Task material.
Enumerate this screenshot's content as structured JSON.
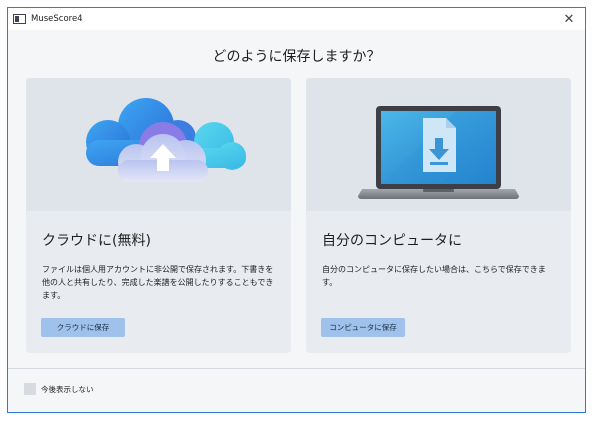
{
  "window": {
    "title": "MuseScore4",
    "icons": {
      "app": "app-window-icon",
      "close": "close-icon"
    }
  },
  "dialog": {
    "heading": "どのように保存しますか？"
  },
  "cloud_card": {
    "title": "クラウドに(無料)",
    "description": "ファイルは個人用アカウントに非公開で保存されます。下書きを他の人と共有したり、完成した楽譜を公開したりすることもできます。",
    "button_label": "クラウドに保存",
    "illustration": "cloud-upload-icon"
  },
  "computer_card": {
    "title": "自分のコンピュータに",
    "description": "自分のコンピュータに保存したい場合は、こちらで保存できます。",
    "button_label": "コンピュータに保存",
    "illustration": "laptop-download-icon"
  },
  "footer": {
    "dont_show_label": "今後表示しない",
    "checked": false
  },
  "colors": {
    "accent": "#2f7bd3",
    "button": "#9ec2ec",
    "card": "#e8ebf0"
  }
}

Brief. Write out the whole listing exactly, and drop the pictures.

Right answer.
Enumerate this screenshot's content as structured JSON.
{
  "window": {
    "title": "MuseScore4",
    "icons": {
      "app": "app-window-icon",
      "close": "close-icon"
    }
  },
  "dialog": {
    "heading": "どのように保存しますか？"
  },
  "cloud_card": {
    "title": "クラウドに(無料)",
    "description": "ファイルは個人用アカウントに非公開で保存されます。下書きを他の人と共有したり、完成した楽譜を公開したりすることもできます。",
    "button_label": "クラウドに保存",
    "illustration": "cloud-upload-icon"
  },
  "computer_card": {
    "title": "自分のコンピュータに",
    "description": "自分のコンピュータに保存したい場合は、こちらで保存できます。",
    "button_label": "コンピュータに保存",
    "illustration": "laptop-download-icon"
  },
  "footer": {
    "dont_show_label": "今後表示しない",
    "checked": false
  },
  "colors": {
    "accent": "#2f7bd3",
    "button": "#9ec2ec",
    "card": "#e8ebf0"
  }
}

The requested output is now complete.